◆ **STATED TASK**:
Restate the listing below word for word, omitting any images.

◆ **RECORD SET**:
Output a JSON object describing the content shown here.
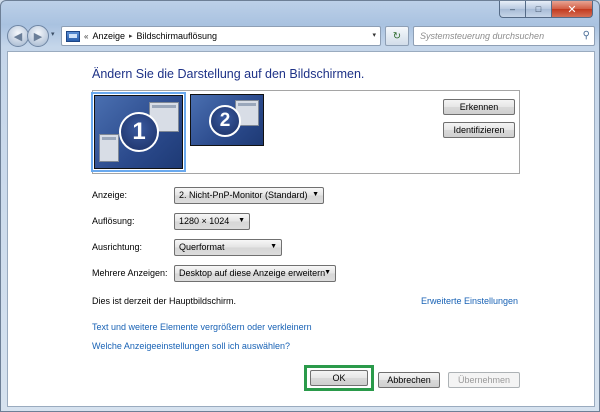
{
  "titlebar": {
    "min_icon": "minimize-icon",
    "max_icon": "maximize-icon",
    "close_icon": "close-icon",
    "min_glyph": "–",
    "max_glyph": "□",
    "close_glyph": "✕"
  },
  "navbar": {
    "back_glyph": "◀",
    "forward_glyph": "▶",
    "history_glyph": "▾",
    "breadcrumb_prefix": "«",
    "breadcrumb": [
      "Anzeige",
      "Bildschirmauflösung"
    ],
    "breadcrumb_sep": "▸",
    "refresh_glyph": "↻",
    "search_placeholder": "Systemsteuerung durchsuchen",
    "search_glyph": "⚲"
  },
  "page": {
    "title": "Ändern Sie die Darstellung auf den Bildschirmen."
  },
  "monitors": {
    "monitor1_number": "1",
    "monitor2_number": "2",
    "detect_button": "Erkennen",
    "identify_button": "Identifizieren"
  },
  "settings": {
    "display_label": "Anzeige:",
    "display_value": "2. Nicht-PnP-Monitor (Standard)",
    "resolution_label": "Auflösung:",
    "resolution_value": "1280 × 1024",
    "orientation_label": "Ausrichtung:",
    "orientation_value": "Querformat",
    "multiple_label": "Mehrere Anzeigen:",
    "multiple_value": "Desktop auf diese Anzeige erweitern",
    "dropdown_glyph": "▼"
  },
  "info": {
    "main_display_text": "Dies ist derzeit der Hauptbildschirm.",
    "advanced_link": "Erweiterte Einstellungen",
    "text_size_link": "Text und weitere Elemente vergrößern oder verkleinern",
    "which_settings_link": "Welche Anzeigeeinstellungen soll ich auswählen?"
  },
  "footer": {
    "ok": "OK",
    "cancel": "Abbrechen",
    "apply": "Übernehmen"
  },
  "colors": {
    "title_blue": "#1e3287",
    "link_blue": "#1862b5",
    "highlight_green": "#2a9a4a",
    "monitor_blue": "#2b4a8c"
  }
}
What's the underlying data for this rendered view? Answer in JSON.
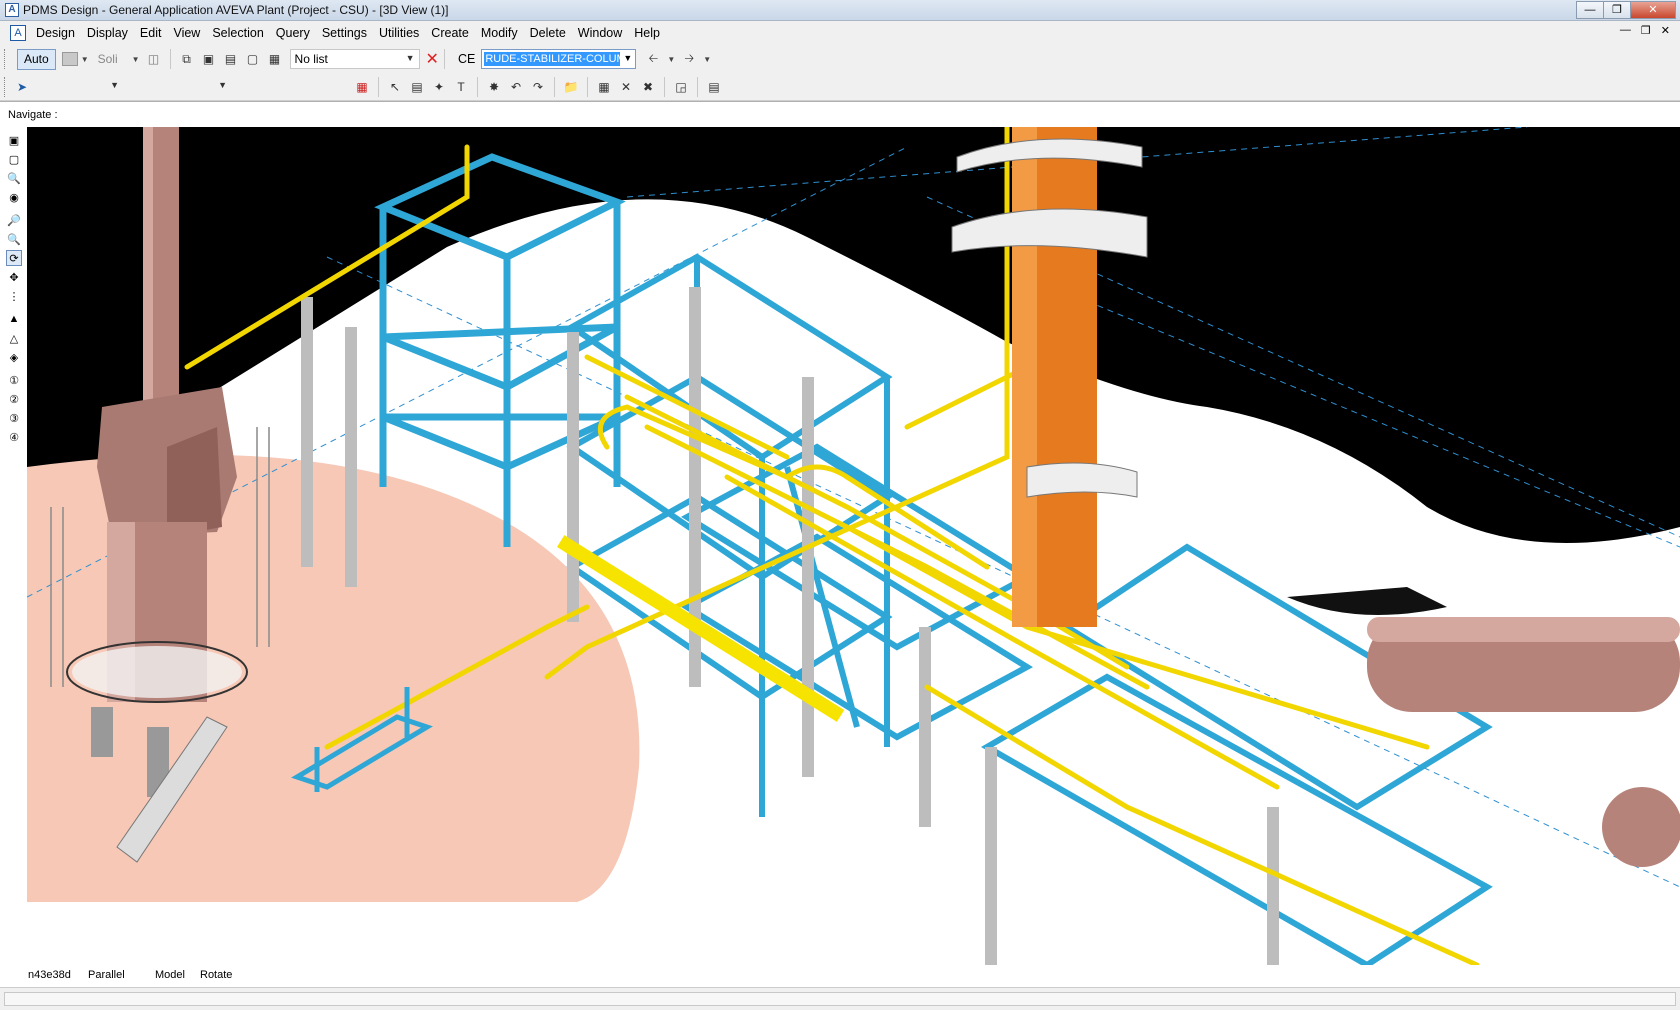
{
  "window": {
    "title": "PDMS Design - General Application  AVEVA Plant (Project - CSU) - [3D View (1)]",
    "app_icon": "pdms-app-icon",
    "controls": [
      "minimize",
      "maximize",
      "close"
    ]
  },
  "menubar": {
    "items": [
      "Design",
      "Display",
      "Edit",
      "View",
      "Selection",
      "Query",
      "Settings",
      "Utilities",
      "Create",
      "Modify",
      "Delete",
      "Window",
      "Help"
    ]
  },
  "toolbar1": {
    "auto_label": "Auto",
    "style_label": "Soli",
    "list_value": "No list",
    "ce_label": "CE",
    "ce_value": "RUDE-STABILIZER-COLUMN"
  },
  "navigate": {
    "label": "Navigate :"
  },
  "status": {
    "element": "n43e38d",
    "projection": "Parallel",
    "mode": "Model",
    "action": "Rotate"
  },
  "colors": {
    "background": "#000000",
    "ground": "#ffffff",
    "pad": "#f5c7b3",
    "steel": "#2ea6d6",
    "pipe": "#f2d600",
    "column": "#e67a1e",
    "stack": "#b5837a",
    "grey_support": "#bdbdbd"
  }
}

◆ **IN RESPONSE**:
Output a JSON object describing the content shown here.
{
  "titlebar": {
    "min_icon": "minimize-icon",
    "max_icon": "maximize-icon",
    "close_icon": "close-icon",
    "min_glyph": "–",
    "max_glyph": "□",
    "close_glyph": "✕"
  },
  "navbar": {
    "back_glyph": "◀",
    "forward_glyph": "▶",
    "history_glyph": "▾",
    "breadcrumb_prefix": "«",
    "breadcrumb": [
      "Anzeige",
      "Bildschirmauflösung"
    ],
    "breadcrumb_sep": "▸",
    "refresh_glyph": "↻",
    "search_placeholder": "Systemsteuerung durchsuchen",
    "search_glyph": "⚲"
  },
  "page": {
    "title": "Ändern Sie die Darstellung auf den Bildschirmen."
  },
  "monitors": {
    "monitor1_number": "1",
    "monitor2_number": "2",
    "detect_button": "Erkennen",
    "identify_button": "Identifizieren"
  },
  "settings": {
    "display_label": "Anzeige:",
    "display_value": "2. Nicht-PnP-Monitor (Standard)",
    "resolution_label": "Auflösung:",
    "resolution_value": "1280 × 1024",
    "orientation_label": "Ausrichtung:",
    "orientation_value": "Querformat",
    "multiple_label": "Mehrere Anzeigen:",
    "multiple_value": "Desktop auf diese Anzeige erweitern",
    "dropdown_glyph": "▼"
  },
  "info": {
    "main_display_text": "Dies ist derzeit der Hauptbildschirm.",
    "advanced_link": "Erweiterte Einstellungen",
    "text_size_link": "Text und weitere Elemente vergrößern oder verkleinern",
    "which_settings_link": "Welche Anzeigeeinstellungen soll ich auswählen?"
  },
  "footer": {
    "ok": "OK",
    "cancel": "Abbrechen",
    "apply": "Übernehmen"
  },
  "colors": {
    "title_blue": "#1e3287",
    "link_blue": "#1862b5",
    "highlight_green": "#2a9a4a",
    "monitor_blue": "#2b4a8c"
  }
}
What's the underlying data for this rendered view? Answer in JSON.
{
  "window": {
    "title": "PDMS Design - General Application  AVEVA Plant (Project - CSU) - [3D View (1)]",
    "app_icon": "pdms-app-icon",
    "controls": [
      "minimize",
      "maximize",
      "close"
    ]
  },
  "menubar": {
    "items": [
      "Design",
      "Display",
      "Edit",
      "View",
      "Selection",
      "Query",
      "Settings",
      "Utilities",
      "Create",
      "Modify",
      "Delete",
      "Window",
      "Help"
    ]
  },
  "toolbar1": {
    "auto_label": "Auto",
    "style_label": "Soli",
    "list_value": "No list",
    "ce_label": "CE",
    "ce_value": "RUDE-STABILIZER-COLUMN"
  },
  "navigate": {
    "label": "Navigate :"
  },
  "status": {
    "element": "n43e38d",
    "projection": "Parallel",
    "mode": "Model",
    "action": "Rotate"
  },
  "colors": {
    "background": "#000000",
    "ground": "#ffffff",
    "pad": "#f5c7b3",
    "steel": "#2ea6d6",
    "pipe": "#f2d600",
    "column": "#e67a1e",
    "stack": "#b5837a",
    "grey_support": "#bdbdbd"
  }
}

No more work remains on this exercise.